### WORK TO DO:
Reproduce every one of the following records verbatim, line by line, without any alteration.

### GIVEN ENTRIES:
^^^^^^^^

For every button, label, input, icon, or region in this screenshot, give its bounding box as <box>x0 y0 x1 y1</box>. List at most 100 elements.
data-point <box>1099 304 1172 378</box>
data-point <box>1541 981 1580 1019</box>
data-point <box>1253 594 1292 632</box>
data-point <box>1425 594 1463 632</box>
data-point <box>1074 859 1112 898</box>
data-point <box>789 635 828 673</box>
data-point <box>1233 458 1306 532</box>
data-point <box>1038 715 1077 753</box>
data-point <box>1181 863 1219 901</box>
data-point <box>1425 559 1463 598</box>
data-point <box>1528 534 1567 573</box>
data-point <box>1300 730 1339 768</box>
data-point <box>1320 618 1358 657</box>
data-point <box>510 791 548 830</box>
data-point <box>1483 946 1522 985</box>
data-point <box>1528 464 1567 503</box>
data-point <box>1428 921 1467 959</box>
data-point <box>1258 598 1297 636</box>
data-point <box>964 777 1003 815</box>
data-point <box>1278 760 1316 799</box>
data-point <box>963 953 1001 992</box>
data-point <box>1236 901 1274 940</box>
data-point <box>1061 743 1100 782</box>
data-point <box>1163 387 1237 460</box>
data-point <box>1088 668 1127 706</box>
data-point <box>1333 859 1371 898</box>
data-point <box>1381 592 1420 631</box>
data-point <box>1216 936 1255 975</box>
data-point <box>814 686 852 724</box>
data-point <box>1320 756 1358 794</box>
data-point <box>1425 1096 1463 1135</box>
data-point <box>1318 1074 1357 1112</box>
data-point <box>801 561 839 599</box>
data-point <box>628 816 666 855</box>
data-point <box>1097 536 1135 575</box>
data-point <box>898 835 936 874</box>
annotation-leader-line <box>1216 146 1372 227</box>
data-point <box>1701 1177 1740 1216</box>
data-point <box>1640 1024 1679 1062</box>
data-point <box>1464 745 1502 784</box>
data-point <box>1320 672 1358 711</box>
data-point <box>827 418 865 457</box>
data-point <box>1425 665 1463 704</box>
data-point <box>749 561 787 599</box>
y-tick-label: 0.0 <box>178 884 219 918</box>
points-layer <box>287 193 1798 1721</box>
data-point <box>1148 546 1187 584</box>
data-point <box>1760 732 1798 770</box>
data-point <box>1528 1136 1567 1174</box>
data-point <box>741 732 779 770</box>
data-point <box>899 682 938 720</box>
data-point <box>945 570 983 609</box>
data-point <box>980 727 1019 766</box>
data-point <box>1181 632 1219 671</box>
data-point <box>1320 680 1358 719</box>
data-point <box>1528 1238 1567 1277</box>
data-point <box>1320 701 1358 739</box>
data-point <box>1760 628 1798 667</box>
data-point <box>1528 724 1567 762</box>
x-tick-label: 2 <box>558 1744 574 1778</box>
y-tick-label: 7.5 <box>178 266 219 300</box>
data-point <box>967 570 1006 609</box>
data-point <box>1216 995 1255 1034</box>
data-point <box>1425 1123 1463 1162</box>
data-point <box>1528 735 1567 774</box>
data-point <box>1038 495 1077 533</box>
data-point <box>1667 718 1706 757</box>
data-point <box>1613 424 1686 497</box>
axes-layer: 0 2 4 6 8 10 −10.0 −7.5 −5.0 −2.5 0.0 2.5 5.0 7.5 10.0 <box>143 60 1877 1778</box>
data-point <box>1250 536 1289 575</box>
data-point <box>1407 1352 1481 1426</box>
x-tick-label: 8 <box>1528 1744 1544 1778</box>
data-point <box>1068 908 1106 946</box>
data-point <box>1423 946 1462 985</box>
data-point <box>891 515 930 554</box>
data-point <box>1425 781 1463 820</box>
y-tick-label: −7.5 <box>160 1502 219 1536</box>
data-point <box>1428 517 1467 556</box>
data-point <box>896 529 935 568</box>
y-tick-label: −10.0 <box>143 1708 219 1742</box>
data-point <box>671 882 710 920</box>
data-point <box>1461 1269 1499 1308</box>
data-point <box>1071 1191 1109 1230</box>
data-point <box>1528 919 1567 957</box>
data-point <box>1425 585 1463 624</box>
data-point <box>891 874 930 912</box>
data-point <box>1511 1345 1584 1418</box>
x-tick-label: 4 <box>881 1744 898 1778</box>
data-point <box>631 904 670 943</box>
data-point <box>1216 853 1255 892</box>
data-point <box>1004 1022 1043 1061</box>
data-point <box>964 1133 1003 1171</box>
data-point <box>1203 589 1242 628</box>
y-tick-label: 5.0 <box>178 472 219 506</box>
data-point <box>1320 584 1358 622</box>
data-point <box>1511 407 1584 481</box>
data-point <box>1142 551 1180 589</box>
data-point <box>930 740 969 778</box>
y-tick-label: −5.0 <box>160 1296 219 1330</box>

^^^^^^^^

### WORKED SOLUTION:
For every button, label, input, icon, or region in this screenshot, give its bounding box as <box>x0 y0 x1 y1</box>. List at most 100 elements.
data-point <box>1099 304 1172 378</box>
data-point <box>1541 981 1580 1019</box>
data-point <box>1253 594 1292 632</box>
data-point <box>1425 594 1463 632</box>
data-point <box>1074 859 1112 898</box>
data-point <box>789 635 828 673</box>
data-point <box>1233 458 1306 532</box>
data-point <box>1038 715 1077 753</box>
data-point <box>1181 863 1219 901</box>
data-point <box>1425 559 1463 598</box>
data-point <box>1528 534 1567 573</box>
data-point <box>1300 730 1339 768</box>
data-point <box>1320 618 1358 657</box>
data-point <box>510 791 548 830</box>
data-point <box>1483 946 1522 985</box>
data-point <box>1528 464 1567 503</box>
data-point <box>1428 921 1467 959</box>
data-point <box>1258 598 1297 636</box>
data-point <box>964 777 1003 815</box>
data-point <box>1278 760 1316 799</box>
data-point <box>963 953 1001 992</box>
data-point <box>1236 901 1274 940</box>
data-point <box>1061 743 1100 782</box>
data-point <box>1163 387 1237 460</box>
data-point <box>1088 668 1127 706</box>
data-point <box>1333 859 1371 898</box>
data-point <box>1381 592 1420 631</box>
data-point <box>1216 936 1255 975</box>
data-point <box>814 686 852 724</box>
data-point <box>1320 756 1358 794</box>
data-point <box>1425 1096 1463 1135</box>
data-point <box>1318 1074 1357 1112</box>
data-point <box>801 561 839 599</box>
data-point <box>628 816 666 855</box>
data-point <box>1097 536 1135 575</box>
data-point <box>898 835 936 874</box>
annotation-leader-line <box>1216 146 1372 227</box>
data-point <box>1701 1177 1740 1216</box>
data-point <box>1640 1024 1679 1062</box>
data-point <box>1464 745 1502 784</box>
data-point <box>1320 672 1358 711</box>
data-point <box>827 418 865 457</box>
data-point <box>1425 665 1463 704</box>
data-point <box>749 561 787 599</box>
y-tick-label: 0.0 <box>178 884 219 918</box>
points-layer <box>287 193 1798 1721</box>
data-point <box>1148 546 1187 584</box>
data-point <box>1760 732 1798 770</box>
data-point <box>1528 1136 1567 1174</box>
data-point <box>741 732 779 770</box>
data-point <box>899 682 938 720</box>
data-point <box>945 570 983 609</box>
data-point <box>980 727 1019 766</box>
data-point <box>1181 632 1219 671</box>
data-point <box>1320 680 1358 719</box>
data-point <box>1528 1238 1567 1277</box>
data-point <box>1320 701 1358 739</box>
data-point <box>1760 628 1798 667</box>
data-point <box>1528 724 1567 762</box>
x-tick-label: 2 <box>558 1744 574 1778</box>
y-tick-label: 7.5 <box>178 266 219 300</box>
data-point <box>967 570 1006 609</box>
data-point <box>1216 995 1255 1034</box>
data-point <box>1425 1123 1463 1162</box>
data-point <box>1528 735 1567 774</box>
data-point <box>1038 495 1077 533</box>
data-point <box>1667 718 1706 757</box>
data-point <box>1613 424 1686 497</box>
axes-layer: 0 2 4 6 8 10 −10.0 −7.5 −5.0 −2.5 0.0 2.5 5.0 7.5 10.0 <box>143 60 1877 1778</box>
data-point <box>1250 536 1289 575</box>
data-point <box>1407 1352 1481 1426</box>
x-tick-label: 8 <box>1528 1744 1544 1778</box>
data-point <box>1068 908 1106 946</box>
data-point <box>1423 946 1462 985</box>
data-point <box>891 515 930 554</box>
data-point <box>1425 781 1463 820</box>
y-tick-label: −7.5 <box>160 1502 219 1536</box>
data-point <box>1428 517 1467 556</box>
data-point <box>896 529 935 568</box>
y-tick-label: −10.0 <box>143 1708 219 1742</box>
data-point <box>671 882 710 920</box>
data-point <box>1461 1269 1499 1308</box>
data-point <box>1071 1191 1109 1230</box>
data-point <box>1528 919 1567 957</box>
data-point <box>1425 585 1463 624</box>
data-point <box>891 874 930 912</box>
data-point <box>1511 1345 1584 1418</box>
x-tick-label: 4 <box>881 1744 898 1778</box>
data-point <box>631 904 670 943</box>
data-point <box>1216 853 1255 892</box>
data-point <box>1004 1022 1043 1061</box>
data-point <box>964 1133 1003 1171</box>
data-point <box>1203 589 1242 628</box>
y-tick-label: 5.0 <box>178 472 219 506</box>
data-point <box>1320 584 1358 622</box>
data-point <box>1511 407 1584 481</box>
data-point <box>1142 551 1180 589</box>
data-point <box>930 740 969 778</box>
y-tick-label: −5.0 <box>160 1296 219 1330</box>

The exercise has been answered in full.